**What is expected:**
Return all the data, word for word.

[Data excerpts]
⁂

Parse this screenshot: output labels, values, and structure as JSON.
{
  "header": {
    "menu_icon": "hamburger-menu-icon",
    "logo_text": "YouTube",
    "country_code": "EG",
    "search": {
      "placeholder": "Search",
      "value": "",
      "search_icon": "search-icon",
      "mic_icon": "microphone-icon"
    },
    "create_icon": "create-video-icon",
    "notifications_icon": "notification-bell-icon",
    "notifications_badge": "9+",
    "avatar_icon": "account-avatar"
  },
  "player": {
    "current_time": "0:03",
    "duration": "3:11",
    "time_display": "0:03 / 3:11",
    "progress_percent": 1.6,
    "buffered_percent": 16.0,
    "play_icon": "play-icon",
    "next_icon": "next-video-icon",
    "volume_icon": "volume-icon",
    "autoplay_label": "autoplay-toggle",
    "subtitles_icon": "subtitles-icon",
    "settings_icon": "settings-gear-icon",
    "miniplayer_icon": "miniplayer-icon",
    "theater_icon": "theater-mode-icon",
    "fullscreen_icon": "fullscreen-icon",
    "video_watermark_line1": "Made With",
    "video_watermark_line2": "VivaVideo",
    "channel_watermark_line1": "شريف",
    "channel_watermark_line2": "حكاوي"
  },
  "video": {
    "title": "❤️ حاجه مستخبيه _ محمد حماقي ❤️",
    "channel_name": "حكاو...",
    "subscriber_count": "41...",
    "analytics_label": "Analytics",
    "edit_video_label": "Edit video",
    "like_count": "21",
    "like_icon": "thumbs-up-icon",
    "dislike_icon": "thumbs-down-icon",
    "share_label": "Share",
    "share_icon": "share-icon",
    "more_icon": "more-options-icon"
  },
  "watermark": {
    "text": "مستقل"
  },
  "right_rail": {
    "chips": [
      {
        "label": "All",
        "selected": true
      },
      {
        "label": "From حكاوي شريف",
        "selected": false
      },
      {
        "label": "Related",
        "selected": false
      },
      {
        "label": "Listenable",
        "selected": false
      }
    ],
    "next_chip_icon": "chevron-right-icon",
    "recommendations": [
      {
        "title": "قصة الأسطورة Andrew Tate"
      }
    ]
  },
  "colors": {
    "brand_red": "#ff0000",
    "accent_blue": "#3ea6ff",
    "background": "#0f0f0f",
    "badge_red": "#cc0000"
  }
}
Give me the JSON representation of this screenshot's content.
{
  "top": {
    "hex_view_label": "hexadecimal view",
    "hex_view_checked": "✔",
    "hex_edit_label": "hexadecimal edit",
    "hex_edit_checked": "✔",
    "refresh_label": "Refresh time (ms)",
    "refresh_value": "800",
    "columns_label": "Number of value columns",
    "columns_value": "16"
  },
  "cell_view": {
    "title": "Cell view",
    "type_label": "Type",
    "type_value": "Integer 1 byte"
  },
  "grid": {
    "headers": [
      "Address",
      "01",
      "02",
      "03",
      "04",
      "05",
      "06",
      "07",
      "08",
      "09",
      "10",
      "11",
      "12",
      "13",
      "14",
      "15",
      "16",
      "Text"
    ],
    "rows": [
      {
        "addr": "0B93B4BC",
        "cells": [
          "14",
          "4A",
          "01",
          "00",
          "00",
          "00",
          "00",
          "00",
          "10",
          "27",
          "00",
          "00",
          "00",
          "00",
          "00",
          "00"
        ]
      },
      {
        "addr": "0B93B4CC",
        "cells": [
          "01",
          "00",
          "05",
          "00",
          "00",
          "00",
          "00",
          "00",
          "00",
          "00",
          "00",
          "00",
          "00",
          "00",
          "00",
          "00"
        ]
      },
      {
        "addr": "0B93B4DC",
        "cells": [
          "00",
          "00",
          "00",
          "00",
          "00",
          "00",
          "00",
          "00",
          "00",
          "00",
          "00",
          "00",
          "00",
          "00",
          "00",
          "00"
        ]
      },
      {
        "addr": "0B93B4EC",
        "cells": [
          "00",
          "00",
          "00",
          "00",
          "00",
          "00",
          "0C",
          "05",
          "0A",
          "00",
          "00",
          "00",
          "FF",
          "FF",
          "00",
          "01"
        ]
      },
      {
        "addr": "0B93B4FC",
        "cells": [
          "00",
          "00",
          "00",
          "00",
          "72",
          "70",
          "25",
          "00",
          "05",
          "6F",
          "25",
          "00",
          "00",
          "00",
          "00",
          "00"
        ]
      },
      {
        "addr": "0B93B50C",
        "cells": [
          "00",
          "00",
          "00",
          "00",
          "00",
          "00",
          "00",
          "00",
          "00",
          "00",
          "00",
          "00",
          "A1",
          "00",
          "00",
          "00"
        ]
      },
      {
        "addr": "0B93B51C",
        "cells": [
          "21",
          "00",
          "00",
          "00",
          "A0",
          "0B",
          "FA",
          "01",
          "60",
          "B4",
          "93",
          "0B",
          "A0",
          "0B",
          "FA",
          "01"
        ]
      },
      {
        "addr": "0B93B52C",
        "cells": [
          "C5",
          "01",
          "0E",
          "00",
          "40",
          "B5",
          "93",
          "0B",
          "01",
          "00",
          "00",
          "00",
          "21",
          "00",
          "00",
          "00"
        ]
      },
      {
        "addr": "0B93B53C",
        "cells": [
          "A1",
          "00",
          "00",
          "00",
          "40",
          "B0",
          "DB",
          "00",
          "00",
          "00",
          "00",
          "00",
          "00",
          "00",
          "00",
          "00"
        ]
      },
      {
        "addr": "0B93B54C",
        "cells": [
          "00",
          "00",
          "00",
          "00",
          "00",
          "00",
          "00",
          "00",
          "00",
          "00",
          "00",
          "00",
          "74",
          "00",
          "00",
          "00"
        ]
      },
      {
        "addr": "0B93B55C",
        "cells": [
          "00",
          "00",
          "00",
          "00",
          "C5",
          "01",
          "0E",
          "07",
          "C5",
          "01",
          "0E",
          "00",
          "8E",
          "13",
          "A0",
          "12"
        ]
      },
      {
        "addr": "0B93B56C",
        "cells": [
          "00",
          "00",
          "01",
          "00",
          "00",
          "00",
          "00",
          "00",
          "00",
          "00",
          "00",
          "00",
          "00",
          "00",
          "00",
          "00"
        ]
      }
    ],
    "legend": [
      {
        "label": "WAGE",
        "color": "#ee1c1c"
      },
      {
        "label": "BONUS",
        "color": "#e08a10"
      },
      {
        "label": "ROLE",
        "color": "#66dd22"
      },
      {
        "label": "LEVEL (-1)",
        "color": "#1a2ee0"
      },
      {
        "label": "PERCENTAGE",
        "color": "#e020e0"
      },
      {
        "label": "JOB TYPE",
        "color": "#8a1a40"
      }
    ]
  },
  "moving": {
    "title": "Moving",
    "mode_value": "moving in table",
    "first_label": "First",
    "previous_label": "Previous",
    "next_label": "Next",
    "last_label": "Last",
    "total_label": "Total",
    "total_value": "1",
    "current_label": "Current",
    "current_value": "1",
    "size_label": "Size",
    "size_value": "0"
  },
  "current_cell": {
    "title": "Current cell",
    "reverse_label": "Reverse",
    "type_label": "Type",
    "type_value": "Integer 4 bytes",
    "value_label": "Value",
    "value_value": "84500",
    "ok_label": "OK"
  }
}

⁂

**Task response:**
Parse this screenshot: output labels, values, and structure as JSON.
{
  "header": {
    "menu_icon": "hamburger-menu-icon",
    "logo_text": "YouTube",
    "country_code": "EG",
    "search": {
      "placeholder": "Search",
      "value": "",
      "search_icon": "search-icon",
      "mic_icon": "microphone-icon"
    },
    "create_icon": "create-video-icon",
    "notifications_icon": "notification-bell-icon",
    "notifications_badge": "9+",
    "avatar_icon": "account-avatar"
  },
  "player": {
    "current_time": "0:03",
    "duration": "3:11",
    "time_display": "0:03 / 3:11",
    "progress_percent": 1.6,
    "buffered_percent": 16.0,
    "play_icon": "play-icon",
    "next_icon": "next-video-icon",
    "volume_icon": "volume-icon",
    "autoplay_label": "autoplay-toggle",
    "subtitles_icon": "subtitles-icon",
    "settings_icon": "settings-gear-icon",
    "miniplayer_icon": "miniplayer-icon",
    "theater_icon": "theater-mode-icon",
    "fullscreen_icon": "fullscreen-icon",
    "video_watermark_line1": "Made With",
    "video_watermark_line2": "VivaVideo",
    "channel_watermark_line1": "شريف",
    "channel_watermark_line2": "حكاوي"
  },
  "video": {
    "title": "❤️ حاجه مستخبيه _ محمد حماقي ❤️",
    "channel_name": "حكاو...",
    "subscriber_count": "41...",
    "analytics_label": "Analytics",
    "edit_video_label": "Edit video",
    "like_count": "21",
    "like_icon": "thumbs-up-icon",
    "dislike_icon": "thumbs-down-icon",
    "share_label": "Share",
    "share_icon": "share-icon",
    "more_icon": "more-options-icon"
  },
  "watermark": {
    "text": "مستقل"
  },
  "right_rail": {
    "chips": [
      {
        "label": "All",
        "selected": true
      },
      {
        "label": "From حكاوي شريف",
        "selected": false
      },
      {
        "label": "Related",
        "selected": false
      },
      {
        "label": "Listenable",
        "selected": false
      }
    ],
    "next_chip_icon": "chevron-right-icon",
    "recommendations": [
      {
        "title": "قصة الأسطورة Andrew Tate"
      }
    ]
  },
  "colors": {
    "brand_red": "#ff0000",
    "accent_blue": "#3ea6ff",
    "background": "#0f0f0f",
    "badge_red": "#cc0000"
  }
}
Give me the JSON representation of this screenshot's content.
{
  "top": {
    "hex_view_label": "hexadecimal view",
    "hex_view_checked": "✔",
    "hex_edit_label": "hexadecimal edit",
    "hex_edit_checked": "✔",
    "refresh_label": "Refresh time (ms)",
    "refresh_value": "800",
    "columns_label": "Number of value columns",
    "columns_value": "16"
  },
  "cell_view": {
    "title": "Cell view",
    "type_label": "Type",
    "type_value": "Integer 1 byte"
  },
  "grid": {
    "headers": [
      "Address",
      "01",
      "02",
      "03",
      "04",
      "05",
      "06",
      "07",
      "08",
      "09",
      "10",
      "11",
      "12",
      "13",
      "14",
      "15",
      "16",
      "Text"
    ],
    "rows": [
      {
        "addr": "0B93B4BC",
        "cells": [
          "14",
          "4A",
          "01",
          "00",
          "00",
          "00",
          "00",
          "00",
          "10",
          "27",
          "00",
          "00",
          "00",
          "00",
          "00",
          "00"
        ]
      },
      {
        "addr": "0B93B4CC",
        "cells": [
          "01",
          "00",
          "05",
          "00",
          "00",
          "00",
          "00",
          "00",
          "00",
          "00",
          "00",
          "00",
          "00",
          "00",
          "00",
          "00"
        ]
      },
      {
        "addr": "0B93B4DC",
        "cells": [
          "00",
          "00",
          "00",
          "00",
          "00",
          "00",
          "00",
          "00",
          "00",
          "00",
          "00",
          "00",
          "00",
          "00",
          "00",
          "00"
        ]
      },
      {
        "addr": "0B93B4EC",
        "cells": [
          "00",
          "00",
          "00",
          "00",
          "00",
          "00",
          "0C",
          "05",
          "0A",
          "00",
          "00",
          "00",
          "FF",
          "FF",
          "00",
          "01"
        ]
      },
      {
        "addr": "0B93B4FC",
        "cells": [
          "00",
          "00",
          "00",
          "00",
          "72",
          "70",
          "25",
          "00",
          "05",
          "6F",
          "25",
          "00",
          "00",
          "00",
          "00",
          "00"
        ]
      },
      {
        "addr": "0B93B50C",
        "cells": [
          "00",
          "00",
          "00",
          "00",
          "00",
          "00",
          "00",
          "00",
          "00",
          "00",
          "00",
          "00",
          "A1",
          "00",
          "00",
          "00"
        ]
      },
      {
        "addr": "0B93B51C",
        "cells": [
          "21",
          "00",
          "00",
          "00",
          "A0",
          "0B",
          "FA",
          "01",
          "60",
          "B4",
          "93",
          "0B",
          "A0",
          "0B",
          "FA",
          "01"
        ]
      },
      {
        "addr": "0B93B52C",
        "cells": [
          "C5",
          "01",
          "0E",
          "00",
          "40",
          "B5",
          "93",
          "0B",
          "01",
          "00",
          "00",
          "00",
          "21",
          "00",
          "00",
          "00"
        ]
      },
      {
        "addr": "0B93B53C",
        "cells": [
          "A1",
          "00",
          "00",
          "00",
          "40",
          "B0",
          "DB",
          "00",
          "00",
          "00",
          "00",
          "00",
          "00",
          "00",
          "00",
          "00"
        ]
      },
      {
        "addr": "0B93B54C",
        "cells": [
          "00",
          "00",
          "00",
          "00",
          "00",
          "00",
          "00",
          "00",
          "00",
          "00",
          "00",
          "00",
          "74",
          "00",
          "00",
          "00"
        ]
      },
      {
        "addr": "0B93B55C",
        "cells": [
          "00",
          "00",
          "00",
          "00",
          "C5",
          "01",
          "0E",
          "07",
          "C5",
          "01",
          "0E",
          "00",
          "8E",
          "13",
          "A0",
          "12"
        ]
      },
      {
        "addr": "0B93B56C",
        "cells": [
          "00",
          "00",
          "01",
          "00",
          "00",
          "00",
          "00",
          "00",
          "00",
          "00",
          "00",
          "00",
          "00",
          "00",
          "00",
          "00"
        ]
      }
    ],
    "legend": [
      {
        "label": "WAGE",
        "color": "#ee1c1c"
      },
      {
        "label": "BONUS",
        "color": "#e08a10"
      },
      {
        "label": "ROLE",
        "color": "#66dd22"
      },
      {
        "label": "LEVEL (-1)",
        "color": "#1a2ee0"
      },
      {
        "label": "PERCENTAGE",
        "color": "#e020e0"
      },
      {
        "label": "JOB TYPE",
        "color": "#8a1a40"
      }
    ]
  },
  "moving": {
    "title": "Moving",
    "mode_value": "moving in table",
    "first_label": "First",
    "previous_label": "Previous",
    "next_label": "Next",
    "last_label": "Last",
    "total_label": "Total",
    "total_value": "1",
    "current_label": "Current",
    "current_value": "1",
    "size_label": "Size",
    "size_value": "0"
  },
  "current_cell": {
    "title": "Current cell",
    "reverse_label": "Reverse",
    "type_label": "Type",
    "type_value": "Integer 4 bytes",
    "value_label": "Value",
    "value_value": "84500",
    "ok_label": "OK"
  }
}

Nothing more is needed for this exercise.